Work order: Tell me how many lines in the data include "Seed", and keep the reply to that number.

(Stored data entries)
Segment Open

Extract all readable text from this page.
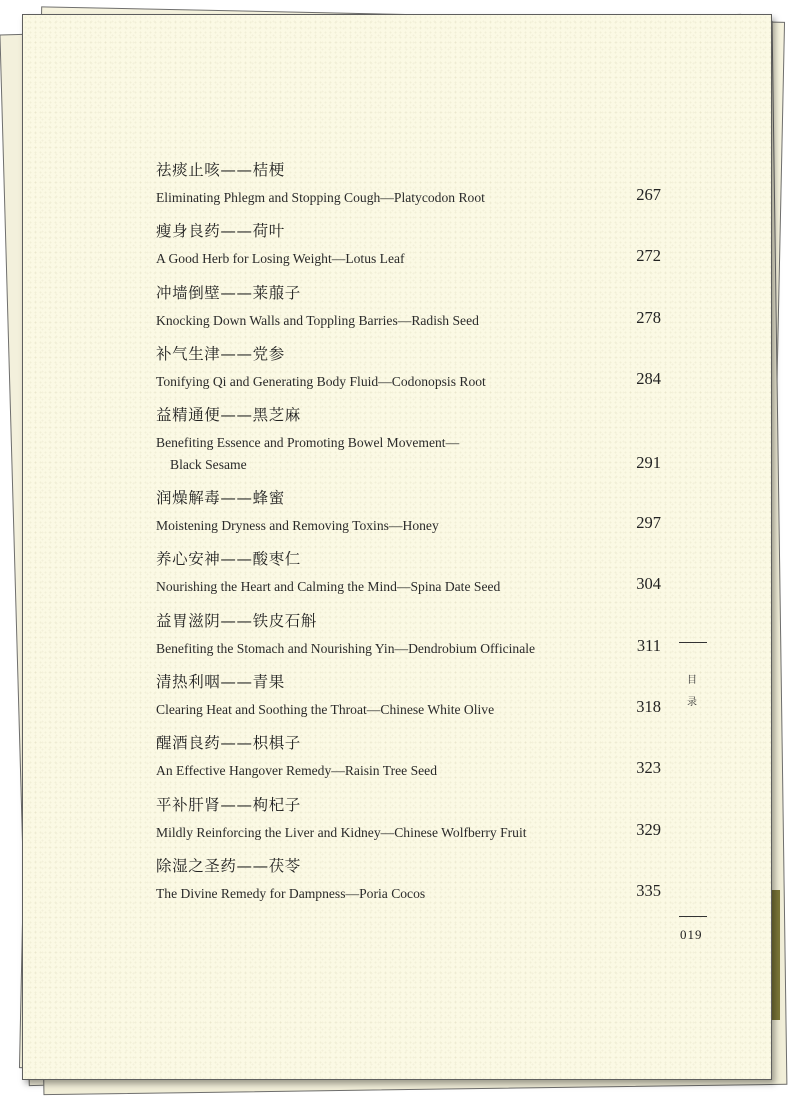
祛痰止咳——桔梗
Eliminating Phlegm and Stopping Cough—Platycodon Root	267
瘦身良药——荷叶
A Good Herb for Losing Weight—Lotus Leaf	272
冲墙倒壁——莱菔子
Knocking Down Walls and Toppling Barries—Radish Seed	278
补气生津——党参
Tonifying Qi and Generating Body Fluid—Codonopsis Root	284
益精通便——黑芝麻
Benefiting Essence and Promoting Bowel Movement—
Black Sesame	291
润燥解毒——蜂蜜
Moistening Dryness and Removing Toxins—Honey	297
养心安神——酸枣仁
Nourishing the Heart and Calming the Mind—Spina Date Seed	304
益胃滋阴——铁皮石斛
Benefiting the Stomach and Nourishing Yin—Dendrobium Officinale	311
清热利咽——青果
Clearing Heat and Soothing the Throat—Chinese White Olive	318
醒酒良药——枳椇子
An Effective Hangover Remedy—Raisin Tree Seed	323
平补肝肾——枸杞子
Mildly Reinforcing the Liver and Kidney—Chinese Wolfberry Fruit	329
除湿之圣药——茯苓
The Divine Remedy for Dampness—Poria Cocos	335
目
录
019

Segment Closed
Segment Open

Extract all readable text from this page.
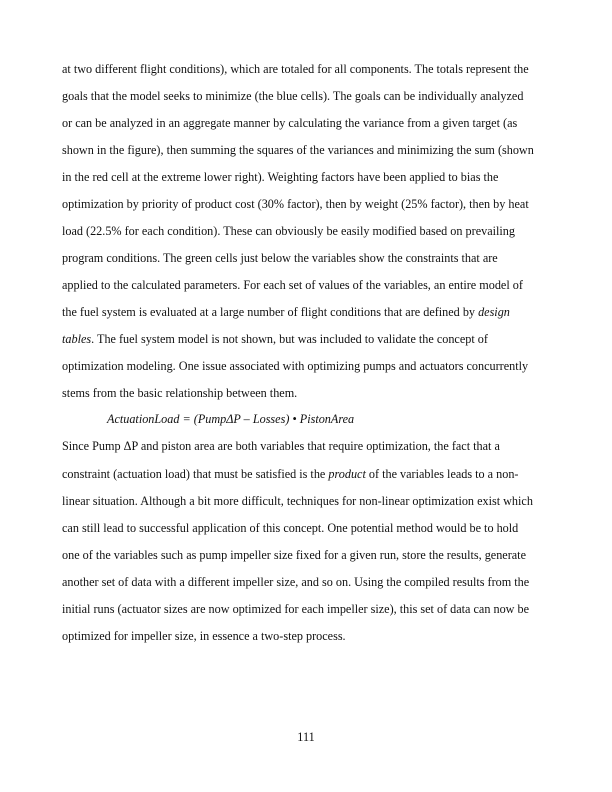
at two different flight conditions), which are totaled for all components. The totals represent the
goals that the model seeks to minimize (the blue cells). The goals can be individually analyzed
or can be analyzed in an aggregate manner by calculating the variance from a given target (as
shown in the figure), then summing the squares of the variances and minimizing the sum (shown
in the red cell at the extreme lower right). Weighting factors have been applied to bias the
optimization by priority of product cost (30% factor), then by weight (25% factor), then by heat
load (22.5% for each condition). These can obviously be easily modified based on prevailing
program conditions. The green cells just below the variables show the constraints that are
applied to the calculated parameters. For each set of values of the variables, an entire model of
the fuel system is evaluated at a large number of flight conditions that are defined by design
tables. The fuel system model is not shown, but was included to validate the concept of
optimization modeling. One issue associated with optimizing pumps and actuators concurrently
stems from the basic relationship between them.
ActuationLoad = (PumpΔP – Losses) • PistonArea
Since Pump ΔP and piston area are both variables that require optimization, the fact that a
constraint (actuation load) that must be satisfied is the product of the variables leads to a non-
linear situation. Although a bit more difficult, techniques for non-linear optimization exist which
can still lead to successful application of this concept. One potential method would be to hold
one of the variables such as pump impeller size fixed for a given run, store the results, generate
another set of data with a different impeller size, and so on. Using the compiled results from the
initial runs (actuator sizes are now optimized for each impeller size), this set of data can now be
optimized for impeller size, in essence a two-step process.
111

Segment Closed

Result for this exercise: 3